EXERCISE OBJECTIVE
Find how many lines in the material hold the word "this", then state that number and nothing more.

INPUT RECORDS
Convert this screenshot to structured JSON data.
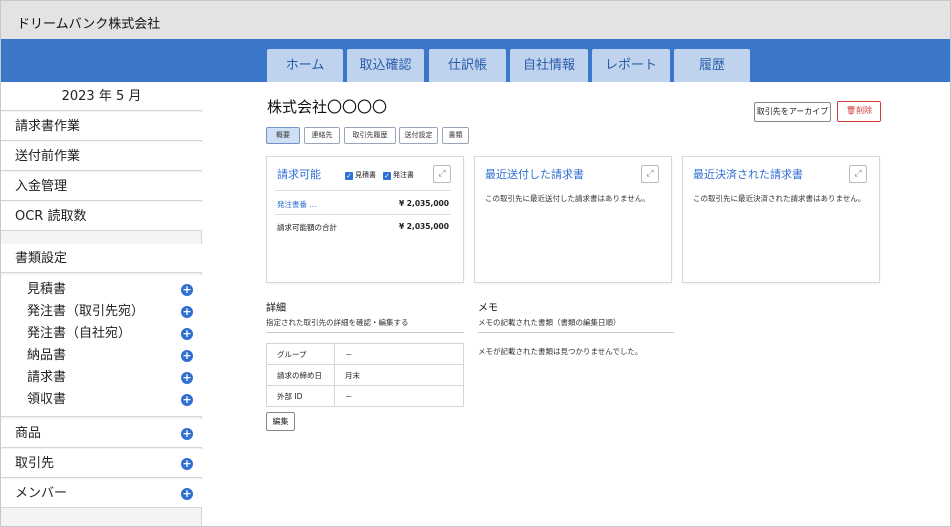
{
  "header": {
    "company": "ドリームバンク株式会社"
  },
  "nav": {
    "tabs": [
      {
        "label": "ホーム"
      },
      {
        "label": "取込確認"
      },
      {
        "label": "仕訳帳"
      },
      {
        "label": "自社情報"
      },
      {
        "label": "レポート"
      },
      {
        "label": "履歴"
      }
    ]
  },
  "sidebar": {
    "month": "2023 年 5 月",
    "items": [
      "請求書作業",
      "送付前作業",
      "入金管理",
      "OCR 読取数"
    ],
    "doc_settings": {
      "label": "書類設定",
      "subitems": [
        "見積書",
        "発注書（取引先宛）",
        "発注書（自社宛）",
        "納品書",
        "請求書",
        "領収書"
      ]
    },
    "bottom_items": [
      "商品",
      "取引先",
      "メンバー"
    ],
    "plus_icon": "+"
  },
  "main": {
    "title": "株式会社〇〇〇〇",
    "archive_button": "取引先をアーカイブ",
    "delete_button": "削除",
    "subtabs": [
      "概要",
      "連絡先",
      "取引先履歴",
      "送付設定",
      "書類"
    ],
    "cards": {
      "billable": {
        "title": "請求可能",
        "check_estimate": "見積書",
        "check_order": "発注書",
        "row1_label": "発注書番 ...",
        "row1_amount": "¥ 2,035,000",
        "row2_label": "請求可能額の合計",
        "row2_amount": "¥ 2,035,000"
      },
      "recent_sent": {
        "title": "最近送付した請求書",
        "empty": "この取引先に最近送付した請求書はありません。"
      },
      "recent_settled": {
        "title": "最近決済された請求書",
        "empty": "この取引先に最近決済された請求書はありません。"
      }
    },
    "detail": {
      "title": "詳細",
      "subtitle": "指定された取引先の詳細を確認・編集する",
      "rows": [
        {
          "key": "グループ",
          "value": "－"
        },
        {
          "key": "請求の締め日",
          "value": "月末"
        },
        {
          "key": "外部 ID",
          "value": "－"
        }
      ],
      "edit_button": "編集"
    },
    "memo": {
      "title": "メモ",
      "subtitle": "メモの記載された書類（書類の編集日順）",
      "empty": "メモが記載された書類は見つかりませんでした。"
    }
  },
  "colors": {
    "nav_blue": "#3a77c9",
    "tab_bg": "#bfd3ef",
    "accent": "#2f6fd1",
    "delete_red": "#d23a3a"
  }
}
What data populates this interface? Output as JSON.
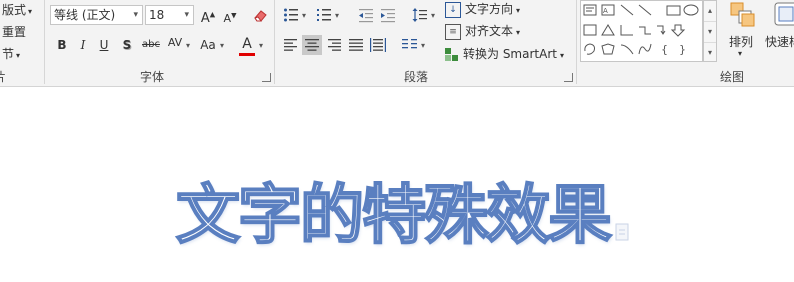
{
  "ribbon": {
    "slides_group": {
      "layout_label": "版式",
      "reset_label": "重置",
      "section_label": "节",
      "group_label": "片"
    },
    "font_group": {
      "group_label": "字体",
      "font_name": "等线 (正文)",
      "font_size": "18",
      "bold": "B",
      "italic": "I",
      "underline": "U",
      "shadow": "S",
      "strikethrough": "abc",
      "char_spacing": "AV",
      "change_case": "Aa",
      "font_color": "A",
      "font_color_value": "#e00000"
    },
    "paragraph_group": {
      "group_label": "段落",
      "text_direction_label": "文字方向",
      "align_text_label": "对齐文本",
      "smartart_label": "转换为 SmartArt"
    },
    "drawing_group": {
      "group_label": "绘图",
      "arrange_label": "排列",
      "quick_styles_label": "快速样"
    }
  },
  "slide": {
    "wordart_text": "文字的特殊效果",
    "outline_color": "#5a7fc0"
  }
}
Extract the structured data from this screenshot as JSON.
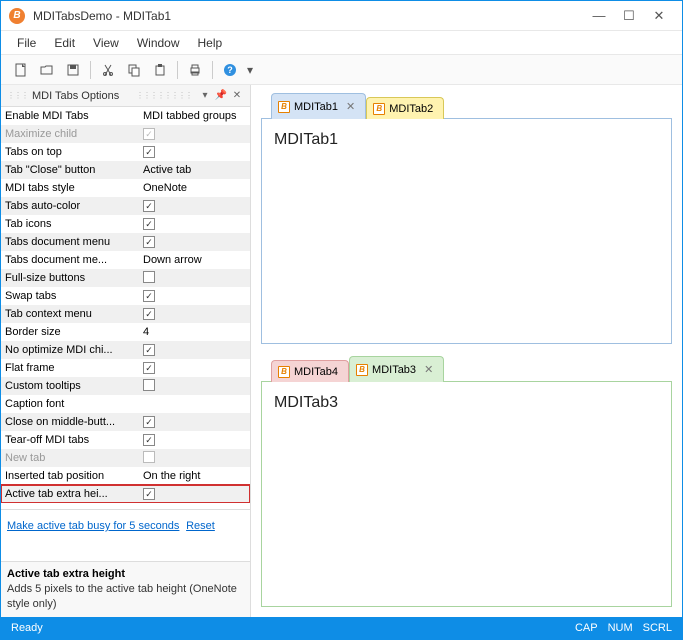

TASK ANSWER
3